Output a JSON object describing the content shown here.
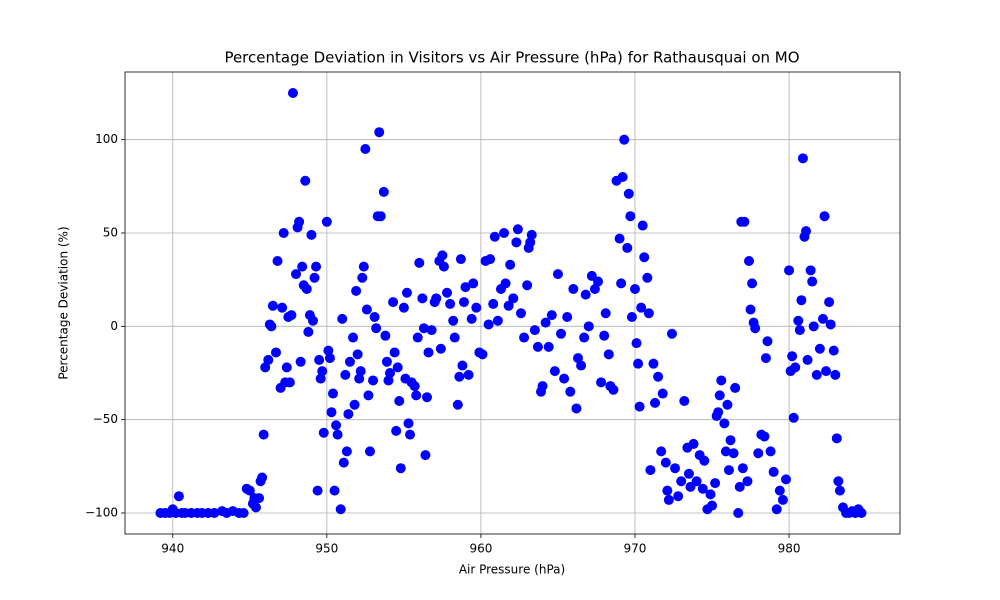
{
  "chart_data": {
    "type": "scatter",
    "title": "Percentage Deviation in Visitors vs Air Pressure (hPa) for Rathausquai on MO",
    "x_label": "Air Pressure (hPa)",
    "y_label": "Percentage Deviation (%)",
    "color": "#0000ff",
    "grid": true,
    "xlim": [
      936.9,
      987.2
    ],
    "ylim": [
      -111.25,
      136.25
    ],
    "xticks": [
      940,
      950,
      960,
      970,
      980
    ],
    "yticks": [
      {
        "value": -100,
        "label": "−100"
      },
      {
        "value": -50,
        "label": "−50"
      },
      0,
      50,
      100
    ],
    "x": [
      939.2,
      939.5,
      939.8,
      940.0,
      940.2,
      940.4,
      940.6,
      940.8,
      941.2,
      941.6,
      941.9,
      942.3,
      942.7,
      943.2,
      943.5,
      943.9,
      944.3,
      944.6,
      944.8,
      945.0,
      945.2,
      945.3,
      945.4,
      945.6,
      945.7,
      945.8,
      945.9,
      946.0,
      946.2,
      946.3,
      946.4,
      946.5,
      946.7,
      946.8,
      947.0,
      947.1,
      947.2,
      947.3,
      947.4,
      947.5,
      947.6,
      947.7,
      947.8,
      948.0,
      948.1,
      948.2,
      948.3,
      948.4,
      948.5,
      948.6,
      948.7,
      948.8,
      948.9,
      949.0,
      949.1,
      949.2,
      949.3,
      949.4,
      949.5,
      949.6,
      949.7,
      949.8,
      950.0,
      950.1,
      950.2,
      950.3,
      950.4,
      950.5,
      950.6,
      950.7,
      950.9,
      951.0,
      951.1,
      951.2,
      951.3,
      951.4,
      951.5,
      951.7,
      951.8,
      951.9,
      952.0,
      952.1,
      952.2,
      952.3,
      952.4,
      952.5,
      952.6,
      952.7,
      952.8,
      953.0,
      953.1,
      953.2,
      953.3,
      953.4,
      953.5,
      953.7,
      953.8,
      953.9,
      954.0,
      954.1,
      954.3,
      954.4,
      954.5,
      954.6,
      954.7,
      954.8,
      955.0,
      955.1,
      955.2,
      955.3,
      955.4,
      955.5,
      955.7,
      955.8,
      955.9,
      956.0,
      956.2,
      956.3,
      956.4,
      956.5,
      956.6,
      956.8,
      957.0,
      957.1,
      957.3,
      957.4,
      957.5,
      957.6,
      957.8,
      958.0,
      958.2,
      958.3,
      958.5,
      958.6,
      958.7,
      958.8,
      958.9,
      959.0,
      959.2,
      959.4,
      959.5,
      959.7,
      959.9,
      960.1,
      960.3,
      960.5,
      960.6,
      960.8,
      960.9,
      961.1,
      961.3,
      961.5,
      961.6,
      961.8,
      961.9,
      962.1,
      962.3,
      962.4,
      962.6,
      962.8,
      963.0,
      963.1,
      963.2,
      963.3,
      963.5,
      963.7,
      963.9,
      964.0,
      964.2,
      964.4,
      964.6,
      964.8,
      965.0,
      965.2,
      965.4,
      965.6,
      965.8,
      966.0,
      966.2,
      966.3,
      966.5,
      966.7,
      966.8,
      967.0,
      967.2,
      967.4,
      967.6,
      967.8,
      968.0,
      968.1,
      968.3,
      968.4,
      968.6,
      968.8,
      969.0,
      969.1,
      969.2,
      969.3,
      969.5,
      969.6,
      969.7,
      969.8,
      970.0,
      970.1,
      970.2,
      970.3,
      970.4,
      970.5,
      970.6,
      970.8,
      970.9,
      971.0,
      971.2,
      971.3,
      971.5,
      971.7,
      971.8,
      972.0,
      972.1,
      972.2,
      972.4,
      972.6,
      972.8,
      973.0,
      973.2,
      973.4,
      973.5,
      973.6,
      973.8,
      974.0,
      974.2,
      974.4,
      974.5,
      974.7,
      974.9,
      975.0,
      975.2,
      975.3,
      975.4,
      975.5,
      975.6,
      975.8,
      975.9,
      976.0,
      976.1,
      976.2,
      976.4,
      976.5,
      976.7,
      976.8,
      976.9,
      977.0,
      977.1,
      977.3,
      977.4,
      977.5,
      977.6,
      977.7,
      977.8,
      978.0,
      978.2,
      978.4,
      978.5,
      978.6,
      978.8,
      979.0,
      979.2,
      979.4,
      979.6,
      979.8,
      980.0,
      980.1,
      980.2,
      980.3,
      980.4,
      980.6,
      980.7,
      980.8,
      980.9,
      981.0,
      981.1,
      981.2,
      981.4,
      981.5,
      981.6,
      981.8,
      982.0,
      982.2,
      982.3,
      982.4,
      982.6,
      982.7,
      982.9,
      983.0,
      983.1,
      983.2,
      983.3,
      983.5,
      983.7,
      983.9,
      984.1,
      984.3,
      984.5,
      984.7
    ],
    "values": [
      -100,
      -100,
      -100,
      -98,
      -100,
      -91,
      -100,
      -100,
      -100,
      -100,
      -100,
      -100,
      -100,
      -99,
      -100,
      -99,
      -100,
      -100,
      -87,
      -88,
      -95,
      -92,
      -97,
      -92,
      -83,
      -81,
      -58,
      -22,
      -18,
      1,
      0,
      11,
      -14,
      35,
      -33,
      10,
      50,
      -30,
      -22,
      5,
      -30,
      6,
      125,
      28,
      53,
      56,
      -19,
      32,
      22,
      78,
      20,
      -3,
      6,
      49,
      3,
      26,
      32,
      -88,
      -18,
      -28,
      -24,
      -57,
      56,
      -13,
      -17,
      -46,
      -36,
      -88,
      -53,
      -58,
      -98,
      4,
      -73,
      -26,
      -67,
      -47,
      -19,
      -6,
      -42,
      19,
      -15,
      -28,
      -24,
      26,
      32,
      95,
      9,
      -37,
      -67,
      -29,
      5,
      -1,
      59,
      104,
      59,
      72,
      -5,
      -19,
      -29,
      -25,
      13,
      -14,
      -56,
      -22,
      -40,
      -76,
      10,
      -28,
      18,
      -52,
      -58,
      -30,
      -32,
      -37,
      -6,
      34,
      15,
      -1,
      -69,
      -38,
      -14,
      -2,
      13,
      15,
      35,
      -12,
      38,
      32,
      18,
      12,
      3,
      -6,
      -42,
      -27,
      36,
      -21,
      13,
      21,
      -26,
      4,
      23,
      10,
      -14,
      -15,
      35,
      1,
      36,
      12,
      48,
      3,
      20,
      50,
      23,
      11,
      33,
      15,
      45,
      52,
      7,
      -6,
      22,
      42,
      45,
      49,
      -2,
      -11,
      -35,
      -32,
      2,
      -11,
      6,
      -24,
      28,
      -4,
      -28,
      5,
      -35,
      20,
      -44,
      -17,
      -21,
      -6,
      17,
      0,
      27,
      20,
      24,
      -30,
      -5,
      7,
      -15,
      -32,
      -34,
      78,
      47,
      23,
      80,
      100,
      42,
      71,
      59,
      5,
      20,
      -9,
      -20,
      -43,
      10,
      54,
      37,
      26,
      7,
      -77,
      -20,
      -41,
      -27,
      -67,
      -36,
      -73,
      -88,
      -93,
      -4,
      -76,
      -91,
      -83,
      -40,
      -65,
      -79,
      -86,
      -63,
      -83,
      -69,
      -87,
      -72,
      -98,
      -90,
      -96,
      -84,
      -48,
      -46,
      -37,
      -29,
      -52,
      -67,
      -42,
      -77,
      -61,
      -68,
      -33,
      -100,
      -86,
      56,
      -76,
      56,
      -83,
      35,
      9,
      23,
      2,
      -1,
      -68,
      -58,
      -59,
      -17,
      -8,
      -67,
      -78,
      -98,
      -88,
      -93,
      -82,
      30,
      -24,
      -16,
      -49,
      -22,
      3,
      -2,
      14,
      90,
      48,
      51,
      -18,
      30,
      24,
      0,
      -26,
      -12,
      4,
      59,
      -24,
      13,
      1,
      -13,
      -26,
      -60,
      -83,
      -88,
      -97,
      -100,
      -100,
      -99,
      -100,
      -98,
      -100
    ]
  }
}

************

Set task: Report the count of lines in the entries that contain the string "Percentage", and nothing besides it.

Task solution: 2